> [REQUIRED TASK]: Select from the records below every line that has the word "circles" in it.

** start of RECORDS PROVIDED **

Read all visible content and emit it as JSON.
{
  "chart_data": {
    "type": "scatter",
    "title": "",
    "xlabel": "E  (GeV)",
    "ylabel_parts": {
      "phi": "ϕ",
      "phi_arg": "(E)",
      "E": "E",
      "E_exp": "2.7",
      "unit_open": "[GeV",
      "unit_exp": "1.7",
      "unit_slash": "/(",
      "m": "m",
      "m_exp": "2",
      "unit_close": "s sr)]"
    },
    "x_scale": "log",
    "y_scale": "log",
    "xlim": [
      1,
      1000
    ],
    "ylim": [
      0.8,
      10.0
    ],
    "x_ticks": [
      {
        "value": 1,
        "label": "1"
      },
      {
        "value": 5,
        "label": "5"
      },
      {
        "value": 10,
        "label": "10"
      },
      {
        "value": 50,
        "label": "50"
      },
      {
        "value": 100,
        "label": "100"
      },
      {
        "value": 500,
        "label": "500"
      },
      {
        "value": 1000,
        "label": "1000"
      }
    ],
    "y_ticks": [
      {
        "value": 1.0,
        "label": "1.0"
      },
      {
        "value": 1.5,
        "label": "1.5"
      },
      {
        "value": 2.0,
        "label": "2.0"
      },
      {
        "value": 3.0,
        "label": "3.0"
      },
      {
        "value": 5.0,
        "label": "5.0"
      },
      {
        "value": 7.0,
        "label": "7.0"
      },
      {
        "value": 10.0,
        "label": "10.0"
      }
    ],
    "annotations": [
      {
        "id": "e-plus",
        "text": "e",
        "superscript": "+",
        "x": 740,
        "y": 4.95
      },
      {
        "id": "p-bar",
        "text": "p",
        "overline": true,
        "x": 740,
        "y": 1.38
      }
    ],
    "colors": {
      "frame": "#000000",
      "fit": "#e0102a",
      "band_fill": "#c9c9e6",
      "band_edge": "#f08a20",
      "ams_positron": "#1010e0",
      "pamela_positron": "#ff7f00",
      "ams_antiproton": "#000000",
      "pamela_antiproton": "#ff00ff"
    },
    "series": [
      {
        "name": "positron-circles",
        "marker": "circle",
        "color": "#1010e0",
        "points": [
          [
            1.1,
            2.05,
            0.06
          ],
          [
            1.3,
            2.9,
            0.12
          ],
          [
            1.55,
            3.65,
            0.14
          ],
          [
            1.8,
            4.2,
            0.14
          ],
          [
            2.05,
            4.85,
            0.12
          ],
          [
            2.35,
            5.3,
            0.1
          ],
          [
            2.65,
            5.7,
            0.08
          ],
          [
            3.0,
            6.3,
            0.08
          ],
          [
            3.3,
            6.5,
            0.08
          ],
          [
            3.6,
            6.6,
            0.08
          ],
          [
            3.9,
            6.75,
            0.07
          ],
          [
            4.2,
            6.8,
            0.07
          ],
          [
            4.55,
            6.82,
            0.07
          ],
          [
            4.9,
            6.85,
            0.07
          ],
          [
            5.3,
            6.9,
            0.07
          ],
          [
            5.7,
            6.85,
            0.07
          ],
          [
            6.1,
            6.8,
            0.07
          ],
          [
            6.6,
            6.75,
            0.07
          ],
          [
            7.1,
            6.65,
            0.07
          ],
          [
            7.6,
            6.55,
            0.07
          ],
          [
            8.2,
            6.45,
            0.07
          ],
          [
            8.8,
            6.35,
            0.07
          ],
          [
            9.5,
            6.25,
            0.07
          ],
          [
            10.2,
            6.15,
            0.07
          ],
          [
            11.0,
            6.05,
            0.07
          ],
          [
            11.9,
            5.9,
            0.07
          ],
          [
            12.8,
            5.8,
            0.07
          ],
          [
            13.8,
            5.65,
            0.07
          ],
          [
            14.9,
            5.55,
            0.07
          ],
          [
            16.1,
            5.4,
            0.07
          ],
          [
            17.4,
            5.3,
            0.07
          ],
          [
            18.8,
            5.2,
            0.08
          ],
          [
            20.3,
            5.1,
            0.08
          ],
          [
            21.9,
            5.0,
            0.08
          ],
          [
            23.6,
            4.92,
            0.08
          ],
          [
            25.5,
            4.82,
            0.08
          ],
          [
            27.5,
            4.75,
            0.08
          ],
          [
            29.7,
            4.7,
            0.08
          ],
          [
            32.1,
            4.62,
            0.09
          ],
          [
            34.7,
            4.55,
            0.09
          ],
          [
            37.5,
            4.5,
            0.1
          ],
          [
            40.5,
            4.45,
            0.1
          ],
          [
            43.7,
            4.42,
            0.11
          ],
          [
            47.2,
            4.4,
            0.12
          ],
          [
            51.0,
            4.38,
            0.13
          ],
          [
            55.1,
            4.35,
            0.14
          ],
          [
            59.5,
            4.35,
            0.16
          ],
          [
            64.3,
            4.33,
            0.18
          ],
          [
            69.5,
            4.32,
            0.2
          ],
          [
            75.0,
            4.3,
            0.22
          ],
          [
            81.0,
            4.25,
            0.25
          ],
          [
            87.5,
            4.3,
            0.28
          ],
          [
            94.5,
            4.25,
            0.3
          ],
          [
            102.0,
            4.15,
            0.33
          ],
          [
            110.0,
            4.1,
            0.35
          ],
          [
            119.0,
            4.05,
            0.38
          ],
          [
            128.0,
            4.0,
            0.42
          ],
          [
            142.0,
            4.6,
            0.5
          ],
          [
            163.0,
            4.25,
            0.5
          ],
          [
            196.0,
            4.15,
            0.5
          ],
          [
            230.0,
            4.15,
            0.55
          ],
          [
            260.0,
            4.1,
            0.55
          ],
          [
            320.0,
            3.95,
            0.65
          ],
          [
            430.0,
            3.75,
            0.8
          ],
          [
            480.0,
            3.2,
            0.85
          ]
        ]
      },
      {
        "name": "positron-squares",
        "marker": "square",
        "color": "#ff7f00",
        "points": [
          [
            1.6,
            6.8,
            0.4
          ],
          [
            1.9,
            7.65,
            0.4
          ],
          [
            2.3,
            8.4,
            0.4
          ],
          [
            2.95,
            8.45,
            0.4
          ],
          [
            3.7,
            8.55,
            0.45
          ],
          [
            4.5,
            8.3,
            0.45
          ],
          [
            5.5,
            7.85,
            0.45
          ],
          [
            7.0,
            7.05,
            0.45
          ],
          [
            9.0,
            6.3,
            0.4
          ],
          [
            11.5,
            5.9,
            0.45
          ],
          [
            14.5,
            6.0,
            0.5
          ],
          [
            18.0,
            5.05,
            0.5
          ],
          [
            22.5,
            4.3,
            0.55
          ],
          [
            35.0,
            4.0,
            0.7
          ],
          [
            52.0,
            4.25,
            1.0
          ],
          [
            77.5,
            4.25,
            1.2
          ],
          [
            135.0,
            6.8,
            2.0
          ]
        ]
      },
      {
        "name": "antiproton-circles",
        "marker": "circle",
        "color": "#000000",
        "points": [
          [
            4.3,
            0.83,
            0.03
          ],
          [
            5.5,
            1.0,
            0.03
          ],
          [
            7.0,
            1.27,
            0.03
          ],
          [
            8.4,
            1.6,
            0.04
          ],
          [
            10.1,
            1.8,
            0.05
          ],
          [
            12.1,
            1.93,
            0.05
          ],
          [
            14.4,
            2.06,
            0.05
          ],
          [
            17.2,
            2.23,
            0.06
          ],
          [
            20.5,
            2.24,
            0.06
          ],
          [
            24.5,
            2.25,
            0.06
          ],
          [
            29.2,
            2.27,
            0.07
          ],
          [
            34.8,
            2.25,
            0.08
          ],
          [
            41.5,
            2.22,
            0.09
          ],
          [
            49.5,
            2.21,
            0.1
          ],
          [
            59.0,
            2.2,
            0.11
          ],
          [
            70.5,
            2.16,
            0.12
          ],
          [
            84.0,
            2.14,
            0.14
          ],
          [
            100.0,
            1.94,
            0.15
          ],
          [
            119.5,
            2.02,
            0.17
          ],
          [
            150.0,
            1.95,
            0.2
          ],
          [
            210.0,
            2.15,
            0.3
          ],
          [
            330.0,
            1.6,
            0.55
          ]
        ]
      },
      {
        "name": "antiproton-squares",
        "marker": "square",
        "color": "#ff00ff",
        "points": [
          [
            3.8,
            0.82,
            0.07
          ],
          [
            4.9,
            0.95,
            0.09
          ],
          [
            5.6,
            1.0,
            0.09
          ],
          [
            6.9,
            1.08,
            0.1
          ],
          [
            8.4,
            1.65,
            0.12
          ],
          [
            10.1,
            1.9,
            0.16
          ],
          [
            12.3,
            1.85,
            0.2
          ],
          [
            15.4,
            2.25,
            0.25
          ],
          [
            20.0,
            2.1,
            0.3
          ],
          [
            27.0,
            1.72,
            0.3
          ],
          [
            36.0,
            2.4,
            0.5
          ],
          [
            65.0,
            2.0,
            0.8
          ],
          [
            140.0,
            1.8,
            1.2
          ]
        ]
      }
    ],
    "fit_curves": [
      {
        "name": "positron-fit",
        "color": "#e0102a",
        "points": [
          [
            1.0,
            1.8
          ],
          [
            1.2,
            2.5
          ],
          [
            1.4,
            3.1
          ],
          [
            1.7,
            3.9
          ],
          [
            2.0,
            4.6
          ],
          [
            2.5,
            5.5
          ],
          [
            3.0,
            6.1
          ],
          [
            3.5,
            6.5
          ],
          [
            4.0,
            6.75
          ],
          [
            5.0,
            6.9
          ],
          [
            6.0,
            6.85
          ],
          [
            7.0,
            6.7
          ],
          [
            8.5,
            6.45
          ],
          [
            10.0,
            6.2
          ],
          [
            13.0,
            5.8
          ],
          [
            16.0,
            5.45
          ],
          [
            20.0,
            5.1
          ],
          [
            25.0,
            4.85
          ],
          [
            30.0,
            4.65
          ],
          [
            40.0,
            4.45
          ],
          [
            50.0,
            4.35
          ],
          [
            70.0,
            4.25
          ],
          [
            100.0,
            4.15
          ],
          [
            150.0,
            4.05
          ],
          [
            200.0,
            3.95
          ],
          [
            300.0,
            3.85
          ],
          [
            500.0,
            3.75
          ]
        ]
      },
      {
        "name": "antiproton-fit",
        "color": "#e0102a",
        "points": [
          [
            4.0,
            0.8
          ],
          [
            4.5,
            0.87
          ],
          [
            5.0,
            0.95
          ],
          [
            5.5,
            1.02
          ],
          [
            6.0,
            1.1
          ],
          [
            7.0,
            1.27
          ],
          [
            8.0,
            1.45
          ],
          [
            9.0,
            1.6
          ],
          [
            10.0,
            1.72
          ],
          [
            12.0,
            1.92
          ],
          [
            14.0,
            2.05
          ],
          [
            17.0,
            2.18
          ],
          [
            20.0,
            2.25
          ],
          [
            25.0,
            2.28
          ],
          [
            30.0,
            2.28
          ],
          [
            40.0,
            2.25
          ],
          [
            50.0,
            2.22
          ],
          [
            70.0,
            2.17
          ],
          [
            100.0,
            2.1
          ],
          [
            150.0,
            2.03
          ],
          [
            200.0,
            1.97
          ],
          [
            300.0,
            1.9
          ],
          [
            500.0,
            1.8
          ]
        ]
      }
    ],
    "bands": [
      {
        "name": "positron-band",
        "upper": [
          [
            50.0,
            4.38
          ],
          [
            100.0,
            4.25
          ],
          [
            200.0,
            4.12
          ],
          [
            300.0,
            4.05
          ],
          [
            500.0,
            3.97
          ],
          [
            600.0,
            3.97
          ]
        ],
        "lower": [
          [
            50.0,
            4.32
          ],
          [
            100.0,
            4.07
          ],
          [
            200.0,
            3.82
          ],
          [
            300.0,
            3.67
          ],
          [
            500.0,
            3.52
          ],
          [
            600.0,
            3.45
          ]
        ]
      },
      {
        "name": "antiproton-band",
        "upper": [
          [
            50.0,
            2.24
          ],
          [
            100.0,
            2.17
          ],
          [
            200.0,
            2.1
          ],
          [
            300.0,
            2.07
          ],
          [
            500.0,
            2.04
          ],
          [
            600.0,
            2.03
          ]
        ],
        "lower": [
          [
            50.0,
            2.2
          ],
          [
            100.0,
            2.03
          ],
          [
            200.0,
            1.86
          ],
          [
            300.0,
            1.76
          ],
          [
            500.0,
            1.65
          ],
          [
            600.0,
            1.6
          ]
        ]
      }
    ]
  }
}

** end of RECORDS PROVIDED **

> [COMPLETE ANSWER]:
        "name": "positron-circles",
        "name": "antiproton-circles",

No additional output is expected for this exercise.